* [Exercise]
Write out every entry exactly as it stands.

* [Data listing]
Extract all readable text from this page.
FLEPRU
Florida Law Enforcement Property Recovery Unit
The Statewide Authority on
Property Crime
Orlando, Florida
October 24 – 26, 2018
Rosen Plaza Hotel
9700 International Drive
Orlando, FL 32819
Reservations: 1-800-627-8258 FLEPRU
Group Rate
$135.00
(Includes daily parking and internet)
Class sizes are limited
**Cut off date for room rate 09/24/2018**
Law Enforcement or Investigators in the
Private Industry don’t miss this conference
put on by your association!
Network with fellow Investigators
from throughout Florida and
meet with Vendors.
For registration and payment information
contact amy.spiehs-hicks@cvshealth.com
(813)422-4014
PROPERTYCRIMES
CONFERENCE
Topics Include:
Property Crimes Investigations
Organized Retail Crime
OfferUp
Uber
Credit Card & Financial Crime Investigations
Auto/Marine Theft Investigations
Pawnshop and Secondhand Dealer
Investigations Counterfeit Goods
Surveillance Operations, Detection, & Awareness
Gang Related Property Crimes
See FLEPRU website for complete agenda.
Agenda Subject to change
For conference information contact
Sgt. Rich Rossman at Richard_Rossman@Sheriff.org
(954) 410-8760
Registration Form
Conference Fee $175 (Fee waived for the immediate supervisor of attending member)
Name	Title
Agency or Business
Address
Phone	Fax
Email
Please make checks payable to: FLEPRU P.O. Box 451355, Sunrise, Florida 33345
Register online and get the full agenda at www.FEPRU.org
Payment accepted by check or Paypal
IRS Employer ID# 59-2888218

* [Task output]
Extract all readable text from this page.
FLEPRU
Florida Law Enforcement Property Recovery Unit
The Statewide Authority on
Property Crime
Orlando, Florida
October 24 – 26, 2018
Rosen Plaza Hotel
9700 International Drive
Orlando, FL 32819
Reservations: 1-800-627-8258 FLEPRU
Group Rate
$135.00
(Includes daily parking and internet)
Class sizes are limited
**Cut off date for room rate 09/24/2018**
Law Enforcement or Investigators in the
Private Industry don’t miss this conference
put on by your association!
Network with fellow Investigators
from throughout Florida and
meet with Vendors.
For registration and payment information
contact amy.spiehs-hicks@cvshealth.com
(813)422-4014
PROPERTYCRIMES
CONFERENCE
Topics Include:
Property Crimes Investigations
Organized Retail Crime
OfferUp
Uber
Credit Card & Financial Crime Investigations
Auto/Marine Theft Investigations
Pawnshop and Secondhand Dealer
Investigations Counterfeit Goods
Surveillance Operations, Detection, & Awareness
Gang Related Property Crimes
See FLEPRU website for complete agenda.
Agenda Subject to change
For conference information contact
Sgt. Rich Rossman at Richard_Rossman@Sheriff.org
(954) 410-8760
Registration Form
Conference Fee $175 (Fee waived for the immediate supervisor of attending member)
Name	Title
Agency or Business
Address
Phone	Fax
Email
Please make checks payable to: FLEPRU P.O. Box 451355, Sunrise, Florida 33345
Register online and get the full agenda at www.FEPRU.org
Payment accepted by check or Paypal
IRS Employer ID# 59-2888218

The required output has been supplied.